━━━ Information provided
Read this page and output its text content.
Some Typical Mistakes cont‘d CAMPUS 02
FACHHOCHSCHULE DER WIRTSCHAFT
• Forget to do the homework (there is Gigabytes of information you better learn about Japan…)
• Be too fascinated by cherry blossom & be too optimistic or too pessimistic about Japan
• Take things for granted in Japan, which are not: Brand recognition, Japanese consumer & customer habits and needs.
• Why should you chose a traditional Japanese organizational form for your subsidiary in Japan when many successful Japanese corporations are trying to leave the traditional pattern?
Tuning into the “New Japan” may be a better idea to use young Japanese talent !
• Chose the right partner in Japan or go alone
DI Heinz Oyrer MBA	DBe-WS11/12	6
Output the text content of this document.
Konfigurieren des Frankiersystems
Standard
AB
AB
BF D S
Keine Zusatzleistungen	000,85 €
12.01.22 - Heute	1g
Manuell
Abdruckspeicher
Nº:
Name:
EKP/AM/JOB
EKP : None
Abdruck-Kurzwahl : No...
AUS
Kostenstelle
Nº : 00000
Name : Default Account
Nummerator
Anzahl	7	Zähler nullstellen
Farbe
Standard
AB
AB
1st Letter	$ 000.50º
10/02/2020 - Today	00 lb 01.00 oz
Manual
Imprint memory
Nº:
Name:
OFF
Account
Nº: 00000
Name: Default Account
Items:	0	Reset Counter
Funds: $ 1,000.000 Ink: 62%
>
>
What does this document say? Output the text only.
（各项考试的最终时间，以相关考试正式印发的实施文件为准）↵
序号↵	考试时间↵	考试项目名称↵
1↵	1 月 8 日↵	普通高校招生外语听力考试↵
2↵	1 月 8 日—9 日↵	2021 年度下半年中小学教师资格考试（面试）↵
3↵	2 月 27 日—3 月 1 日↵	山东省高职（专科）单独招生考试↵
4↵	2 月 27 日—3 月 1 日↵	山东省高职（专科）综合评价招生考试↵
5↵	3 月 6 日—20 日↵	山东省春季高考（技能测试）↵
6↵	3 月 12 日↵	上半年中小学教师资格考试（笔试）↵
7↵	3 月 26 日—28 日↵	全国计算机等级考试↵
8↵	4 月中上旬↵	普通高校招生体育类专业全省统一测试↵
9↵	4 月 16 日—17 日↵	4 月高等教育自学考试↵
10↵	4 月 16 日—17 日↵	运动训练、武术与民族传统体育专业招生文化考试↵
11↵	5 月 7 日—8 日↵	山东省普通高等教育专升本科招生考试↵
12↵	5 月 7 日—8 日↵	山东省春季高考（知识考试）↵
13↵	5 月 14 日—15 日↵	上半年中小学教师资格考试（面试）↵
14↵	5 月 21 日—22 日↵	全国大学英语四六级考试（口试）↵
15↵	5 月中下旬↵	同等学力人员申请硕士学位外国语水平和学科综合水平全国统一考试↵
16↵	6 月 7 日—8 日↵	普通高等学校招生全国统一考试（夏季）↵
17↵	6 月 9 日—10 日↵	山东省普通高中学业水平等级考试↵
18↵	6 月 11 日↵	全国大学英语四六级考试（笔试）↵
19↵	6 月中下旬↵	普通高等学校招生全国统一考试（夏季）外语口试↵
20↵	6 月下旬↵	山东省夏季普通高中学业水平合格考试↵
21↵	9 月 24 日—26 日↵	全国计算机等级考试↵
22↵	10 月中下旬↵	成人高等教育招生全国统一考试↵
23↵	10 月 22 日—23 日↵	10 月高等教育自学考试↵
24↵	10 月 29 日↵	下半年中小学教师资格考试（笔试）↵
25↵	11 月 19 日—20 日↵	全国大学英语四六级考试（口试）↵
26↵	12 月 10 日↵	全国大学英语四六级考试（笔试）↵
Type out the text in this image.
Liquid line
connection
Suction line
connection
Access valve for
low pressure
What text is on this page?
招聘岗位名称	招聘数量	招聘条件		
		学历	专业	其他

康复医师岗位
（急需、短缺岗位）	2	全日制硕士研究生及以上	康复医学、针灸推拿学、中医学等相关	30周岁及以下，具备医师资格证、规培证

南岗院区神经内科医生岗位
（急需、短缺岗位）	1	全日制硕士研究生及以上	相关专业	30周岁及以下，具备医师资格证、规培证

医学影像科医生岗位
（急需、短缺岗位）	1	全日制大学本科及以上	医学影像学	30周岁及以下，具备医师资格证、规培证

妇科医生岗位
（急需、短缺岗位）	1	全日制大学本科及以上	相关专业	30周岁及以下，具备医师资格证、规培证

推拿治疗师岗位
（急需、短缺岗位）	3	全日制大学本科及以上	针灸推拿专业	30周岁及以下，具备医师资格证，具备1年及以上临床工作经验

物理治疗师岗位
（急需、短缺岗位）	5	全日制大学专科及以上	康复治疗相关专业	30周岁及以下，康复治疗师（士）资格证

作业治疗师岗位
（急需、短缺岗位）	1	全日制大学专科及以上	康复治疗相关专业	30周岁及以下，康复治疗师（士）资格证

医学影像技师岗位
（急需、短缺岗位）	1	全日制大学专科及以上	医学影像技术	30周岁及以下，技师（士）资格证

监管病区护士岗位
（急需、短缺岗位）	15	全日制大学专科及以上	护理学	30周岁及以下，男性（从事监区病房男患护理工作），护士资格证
━━━━━━
* _Exercise details_
Using the exact wording, write out all of the records.

* _Answer in full_
Read this page and output its text content.
Some Typical Mistakes cont‘d CAMPUS 02
FACHHOCHSCHULE DER WIRTSCHAFT
• Forget to do the homework (there is Gigabytes of information you better learn about Japan…)
• Be too fascinated by cherry blossom & be too optimistic or too pessimistic about Japan
• Take things for granted in Japan, which are not: Brand recognition, Japanese consumer & customer habits and needs.
• Why should you chose a traditional Japanese organizational form for your subsidiary in Japan when many successful Japanese corporations are trying to leave the traditional pattern?
Tuning into the “New Japan” may be a better idea to use young Japanese talent !
• Chose the right partner in Japan or go alone
DI Heinz Oyrer MBA	DBe-WS11/12	6
Output the text content of this document.
Konfigurieren des Frankiersystems
Standard
AB
AB
BF D S
Keine Zusatzleistungen	000,85 €
12.01.22 - Heute	1g
Manuell
Abdruckspeicher
Nº:
Name:
EKP/AM/JOB
EKP : None
Abdruck-Kurzwahl : No...
AUS
Kostenstelle
Nº : 00000
Name : Default Account
Nummerator
Anzahl	7	Zähler nullstellen
Farbe
Standard
AB
AB
1st Letter	$ 000.50º
10/02/2020 - Today	00 lb 01.00 oz
Manual
Imprint memory
Nº:
Name:
OFF
Account
Nº: 00000
Name: Default Account
Items:	0	Reset Counter
Funds: $ 1,000.000 Ink: 62%
>
>
What does this document say? Output the text only.
（各项考试的最终时间，以相关考试正式印发的实施文件为准）↵
序号↵	考试时间↵	考试项目名称↵
1↵	1 月 8 日↵	普通高校招生外语听力考试↵
2↵	1 月 8 日—9 日↵	2021 年度下半年中小学教师资格考试（面试）↵
3↵	2 月 27 日—3 月 1 日↵	山东省高职（专科）单独招生考试↵
4↵	2 月 27 日—3 月 1 日↵	山东省高职（专科）综合评价招生考试↵
5↵	3 月 6 日—20 日↵	山东省春季高考（技能测试）↵
6↵	3 月 12 日↵	上半年中小学教师资格考试（笔试）↵
7↵	3 月 26 日—28 日↵	全国计算机等级考试↵
8↵	4 月中上旬↵	普通高校招生体育类专业全省统一测试↵
9↵	4 月 16 日—17 日↵	4 月高等教育自学考试↵
10↵	4 月 16 日—17 日↵	运动训练、武术与民族传统体育专业招生文化考试↵
11↵	5 月 7 日—8 日↵	山东省普通高等教育专升本科招生考试↵
12↵	5 月 7 日—8 日↵	山东省春季高考（知识考试）↵
13↵	5 月 14 日—15 日↵	上半年中小学教师资格考试（面试）↵
14↵	5 月 21 日—22 日↵	全国大学英语四六级考试（口试）↵
15↵	5 月中下旬↵	同等学力人员申请硕士学位外国语水平和学科综合水平全国统一考试↵
16↵	6 月 7 日—8 日↵	普通高等学校招生全国统一考试（夏季）↵
17↵	6 月 9 日—10 日↵	山东省普通高中学业水平等级考试↵
18↵	6 月 11 日↵	全国大学英语四六级考试（笔试）↵
19↵	6 月中下旬↵	普通高等学校招生全国统一考试（夏季）外语口试↵
20↵	6 月下旬↵	山东省夏季普通高中学业水平合格考试↵
21↵	9 月 24 日—26 日↵	全国计算机等级考试↵
22↵	10 月中下旬↵	成人高等教育招生全国统一考试↵
23↵	10 月 22 日—23 日↵	10 月高等教育自学考试↵
24↵	10 月 29 日↵	下半年中小学教师资格考试（笔试）↵
25↵	11 月 19 日—20 日↵	全国大学英语四六级考试（口试）↵
26↵	12 月 10 日↵	全国大学英语四六级考试（笔试）↵
Type out the text in this image.
Liquid line
connection
Suction line
connection
Access valve for
low pressure
What text is on this page?
招聘岗位名称	招聘数量	招聘条件		
		学历	专业	其他

康复医师岗位
（急需、短缺岗位）	2	全日制硕士研究生及以上	康复医学、针灸推拿学、中医学等相关	30周岁及以下，具备医师资格证、规培证

南岗院区神经内科医生岗位
（急需、短缺岗位）	1	全日制硕士研究生及以上	相关专业	30周岁及以下，具备医师资格证、规培证

医学影像科医生岗位
（急需、短缺岗位）	1	全日制大学本科及以上	医学影像学	30周岁及以下，具备医师资格证、规培证

妇科医生岗位
（急需、短缺岗位）	1	全日制大学本科及以上	相关专业	30周岁及以下，具备医师资格证、规培证

推拿治疗师岗位
（急需、短缺岗位）	3	全日制大学本科及以上	针灸推拿专业	30周岁及以下，具备医师资格证，具备1年及以上临床工作经验

物理治疗师岗位
（急需、短缺岗位）	5	全日制大学专科及以上	康复治疗相关专业	30周岁及以下，康复治疗师（士）资格证

作业治疗师岗位
（急需、短缺岗位）	1	全日制大学专科及以上	康复治疗相关专业	30周岁及以下，康复治疗师（士）资格证

医学影像技师岗位
（急需、短缺岗位）	1	全日制大学专科及以上	医学影像技术	30周岁及以下，技师（士）资格证

监管病区护士岗位
（急需、短缺岗位）	15	全日制大学专科及以上	护理学	30周岁及以下，男性（从事监区病房男患护理工作），护士资格证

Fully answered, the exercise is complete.